**Available records**

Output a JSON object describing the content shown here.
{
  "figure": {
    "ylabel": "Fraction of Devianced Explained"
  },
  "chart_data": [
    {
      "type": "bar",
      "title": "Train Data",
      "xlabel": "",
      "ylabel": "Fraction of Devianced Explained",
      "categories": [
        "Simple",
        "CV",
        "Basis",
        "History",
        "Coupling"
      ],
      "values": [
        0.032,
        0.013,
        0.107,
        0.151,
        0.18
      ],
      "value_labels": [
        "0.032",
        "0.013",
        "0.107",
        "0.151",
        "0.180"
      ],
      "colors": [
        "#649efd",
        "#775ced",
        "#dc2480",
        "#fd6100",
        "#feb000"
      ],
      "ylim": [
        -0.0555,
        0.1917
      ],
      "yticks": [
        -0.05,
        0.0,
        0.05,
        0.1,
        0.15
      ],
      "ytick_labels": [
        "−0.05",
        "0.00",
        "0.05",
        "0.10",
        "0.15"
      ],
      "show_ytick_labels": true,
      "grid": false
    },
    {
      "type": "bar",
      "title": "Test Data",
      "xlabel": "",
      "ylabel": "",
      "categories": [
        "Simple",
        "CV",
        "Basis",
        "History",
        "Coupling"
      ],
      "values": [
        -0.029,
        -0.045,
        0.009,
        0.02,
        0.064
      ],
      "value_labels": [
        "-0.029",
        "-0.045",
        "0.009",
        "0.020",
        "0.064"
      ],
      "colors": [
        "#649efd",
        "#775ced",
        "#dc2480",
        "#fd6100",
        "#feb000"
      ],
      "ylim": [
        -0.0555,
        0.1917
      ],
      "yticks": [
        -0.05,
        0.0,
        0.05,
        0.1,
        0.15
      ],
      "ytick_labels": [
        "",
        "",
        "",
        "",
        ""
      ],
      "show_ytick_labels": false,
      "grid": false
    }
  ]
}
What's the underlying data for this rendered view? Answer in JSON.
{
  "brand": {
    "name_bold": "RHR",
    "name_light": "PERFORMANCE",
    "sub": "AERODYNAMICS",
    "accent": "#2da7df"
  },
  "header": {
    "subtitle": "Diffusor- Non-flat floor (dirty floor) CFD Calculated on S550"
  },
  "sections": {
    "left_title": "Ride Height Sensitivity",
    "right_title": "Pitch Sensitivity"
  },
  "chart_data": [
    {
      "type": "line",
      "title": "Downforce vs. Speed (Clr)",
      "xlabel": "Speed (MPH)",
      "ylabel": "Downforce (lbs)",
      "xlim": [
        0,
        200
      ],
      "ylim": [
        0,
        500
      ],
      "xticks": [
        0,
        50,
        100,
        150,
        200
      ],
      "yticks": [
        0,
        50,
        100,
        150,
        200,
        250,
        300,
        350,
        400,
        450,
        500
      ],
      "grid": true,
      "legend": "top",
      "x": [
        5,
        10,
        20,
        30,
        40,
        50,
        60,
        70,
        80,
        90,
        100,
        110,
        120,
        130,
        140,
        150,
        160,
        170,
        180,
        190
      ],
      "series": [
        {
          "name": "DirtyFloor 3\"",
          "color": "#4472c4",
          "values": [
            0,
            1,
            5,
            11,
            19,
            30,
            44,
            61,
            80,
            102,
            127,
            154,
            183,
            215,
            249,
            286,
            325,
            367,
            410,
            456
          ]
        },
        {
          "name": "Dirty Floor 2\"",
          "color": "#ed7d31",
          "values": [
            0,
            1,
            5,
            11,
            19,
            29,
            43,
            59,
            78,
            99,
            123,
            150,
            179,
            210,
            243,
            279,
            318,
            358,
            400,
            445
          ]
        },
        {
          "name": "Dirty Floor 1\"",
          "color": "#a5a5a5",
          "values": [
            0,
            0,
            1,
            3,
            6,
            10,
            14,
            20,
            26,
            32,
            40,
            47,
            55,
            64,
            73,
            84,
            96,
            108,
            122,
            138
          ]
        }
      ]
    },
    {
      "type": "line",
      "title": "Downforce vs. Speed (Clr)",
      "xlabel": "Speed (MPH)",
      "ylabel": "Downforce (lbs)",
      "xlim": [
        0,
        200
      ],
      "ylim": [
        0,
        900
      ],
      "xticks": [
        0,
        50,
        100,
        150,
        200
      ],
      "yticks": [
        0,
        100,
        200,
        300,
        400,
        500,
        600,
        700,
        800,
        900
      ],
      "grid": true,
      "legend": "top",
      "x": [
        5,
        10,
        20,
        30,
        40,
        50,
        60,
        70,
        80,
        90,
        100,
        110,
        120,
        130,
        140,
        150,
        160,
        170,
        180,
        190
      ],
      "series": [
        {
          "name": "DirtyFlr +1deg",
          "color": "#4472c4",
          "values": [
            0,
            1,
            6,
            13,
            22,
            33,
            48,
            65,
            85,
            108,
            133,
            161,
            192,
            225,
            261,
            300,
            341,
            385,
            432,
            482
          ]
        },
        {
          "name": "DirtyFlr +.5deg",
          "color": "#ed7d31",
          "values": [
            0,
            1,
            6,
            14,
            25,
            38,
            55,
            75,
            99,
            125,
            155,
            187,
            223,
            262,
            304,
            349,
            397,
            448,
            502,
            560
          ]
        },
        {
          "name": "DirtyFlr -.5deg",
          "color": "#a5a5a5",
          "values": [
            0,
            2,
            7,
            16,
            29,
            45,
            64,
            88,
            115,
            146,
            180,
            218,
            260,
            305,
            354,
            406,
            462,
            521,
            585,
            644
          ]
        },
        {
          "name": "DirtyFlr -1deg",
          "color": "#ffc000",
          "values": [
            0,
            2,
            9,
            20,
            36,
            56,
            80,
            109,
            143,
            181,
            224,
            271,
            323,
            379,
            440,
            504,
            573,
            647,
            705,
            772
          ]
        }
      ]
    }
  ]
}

**Exercise**
Transcribe the whole listing exactly.

**Solution to the exercise**
Output a JSON object describing the content shown here.
{
  "figure": {
    "ylabel": "Fraction of Devianced Explained"
  },
  "chart_data": [
    {
      "type": "bar",
      "title": "Train Data",
      "xlabel": "",
      "ylabel": "Fraction of Devianced Explained",
      "categories": [
        "Simple",
        "CV",
        "Basis",
        "History",
        "Coupling"
      ],
      "values": [
        0.032,
        0.013,
        0.107,
        0.151,
        0.18
      ],
      "value_labels": [
        "0.032",
        "0.013",
        "0.107",
        "0.151",
        "0.180"
      ],
      "colors": [
        "#649efd",
        "#775ced",
        "#dc2480",
        "#fd6100",
        "#feb000"
      ],
      "ylim": [
        -0.0555,
        0.1917
      ],
      "yticks": [
        -0.05,
        0.0,
        0.05,
        0.1,
        0.15
      ],
      "ytick_labels": [
        "−0.05",
        "0.00",
        "0.05",
        "0.10",
        "0.15"
      ],
      "show_ytick_labels": true,
      "grid": false
    },
    {
      "type": "bar",
      "title": "Test Data",
      "xlabel": "",
      "ylabel": "",
      "categories": [
        "Simple",
        "CV",
        "Basis",
        "History",
        "Coupling"
      ],
      "values": [
        -0.029,
        -0.045,
        0.009,
        0.02,
        0.064
      ],
      "value_labels": [
        "-0.029",
        "-0.045",
        "0.009",
        "0.020",
        "0.064"
      ],
      "colors": [
        "#649efd",
        "#775ced",
        "#dc2480",
        "#fd6100",
        "#feb000"
      ],
      "ylim": [
        -0.0555,
        0.1917
      ],
      "yticks": [
        -0.05,
        0.0,
        0.05,
        0.1,
        0.15
      ],
      "ytick_labels": [
        "",
        "",
        "",
        "",
        ""
      ],
      "show_ytick_labels": false,
      "grid": false
    }
  ]
}
What's the underlying data for this rendered view? Answer in JSON.
{
  "brand": {
    "name_bold": "RHR",
    "name_light": "PERFORMANCE",
    "sub": "AERODYNAMICS",
    "accent": "#2da7df"
  },
  "header": {
    "subtitle": "Diffusor- Non-flat floor (dirty floor) CFD Calculated on S550"
  },
  "sections": {
    "left_title": "Ride Height Sensitivity",
    "right_title": "Pitch Sensitivity"
  },
  "chart_data": [
    {
      "type": "line",
      "title": "Downforce vs. Speed (Clr)",
      "xlabel": "Speed (MPH)",
      "ylabel": "Downforce (lbs)",
      "xlim": [
        0,
        200
      ],
      "ylim": [
        0,
        500
      ],
      "xticks": [
        0,
        50,
        100,
        150,
        200
      ],
      "yticks": [
        0,
        50,
        100,
        150,
        200,
        250,
        300,
        350,
        400,
        450,
        500
      ],
      "grid": true,
      "legend": "top",
      "x": [
        5,
        10,
        20,
        30,
        40,
        50,
        60,
        70,
        80,
        90,
        100,
        110,
        120,
        130,
        140,
        150,
        160,
        170,
        180,
        190
      ],
      "series": [
        {
          "name": "DirtyFloor 3\"",
          "color": "#4472c4",
          "values": [
            0,
            1,
            5,
            11,
            19,
            30,
            44,
            61,
            80,
            102,
            127,
            154,
            183,
            215,
            249,
            286,
            325,
            367,
            410,
            456
          ]
        },
        {
          "name": "Dirty Floor 2\"",
          "color": "#ed7d31",
          "values": [
            0,
            1,
            5,
            11,
            19,
            29,
            43,
            59,
            78,
            99,
            123,
            150,
            179,
            210,
            243,
            279,
            318,
            358,
            400,
            445
          ]
        },
        {
          "name": "Dirty Floor 1\"",
          "color": "#a5a5a5",
          "values": [
            0,
            0,
            1,
            3,
            6,
            10,
            14,
            20,
            26,
            32,
            40,
            47,
            55,
            64,
            73,
            84,
            96,
            108,
            122,
            138
          ]
        }
      ]
    },
    {
      "type": "line",
      "title": "Downforce vs. Speed (Clr)",
      "xlabel": "Speed (MPH)",
      "ylabel": "Downforce (lbs)",
      "xlim": [
        0,
        200
      ],
      "ylim": [
        0,
        900
      ],
      "xticks": [
        0,
        50,
        100,
        150,
        200
      ],
      "yticks": [
        0,
        100,
        200,
        300,
        400,
        500,
        600,
        700,
        800,
        900
      ],
      "grid": true,
      "legend": "top",
      "x": [
        5,
        10,
        20,
        30,
        40,
        50,
        60,
        70,
        80,
        90,
        100,
        110,
        120,
        130,
        140,
        150,
        160,
        170,
        180,
        190
      ],
      "series": [
        {
          "name": "DirtyFlr +1deg",
          "color": "#4472c4",
          "values": [
            0,
            1,
            6,
            13,
            22,
            33,
            48,
            65,
            85,
            108,
            133,
            161,
            192,
            225,
            261,
            300,
            341,
            385,
            432,
            482
          ]
        },
        {
          "name": "DirtyFlr +.5deg",
          "color": "#ed7d31",
          "values": [
            0,
            1,
            6,
            14,
            25,
            38,
            55,
            75,
            99,
            125,
            155,
            187,
            223,
            262,
            304,
            349,
            397,
            448,
            502,
            560
          ]
        },
        {
          "name": "DirtyFlr -.5deg",
          "color": "#a5a5a5",
          "values": [
            0,
            2,
            7,
            16,
            29,
            45,
            64,
            88,
            115,
            146,
            180,
            218,
            260,
            305,
            354,
            406,
            462,
            521,
            585,
            644
          ]
        },
        {
          "name": "DirtyFlr -1deg",
          "color": "#ffc000",
          "values": [
            0,
            2,
            9,
            20,
            36,
            56,
            80,
            109,
            143,
            181,
            224,
            271,
            323,
            379,
            440,
            504,
            573,
            647,
            705,
            772
          ]
        }
      ]
    }
  ]
}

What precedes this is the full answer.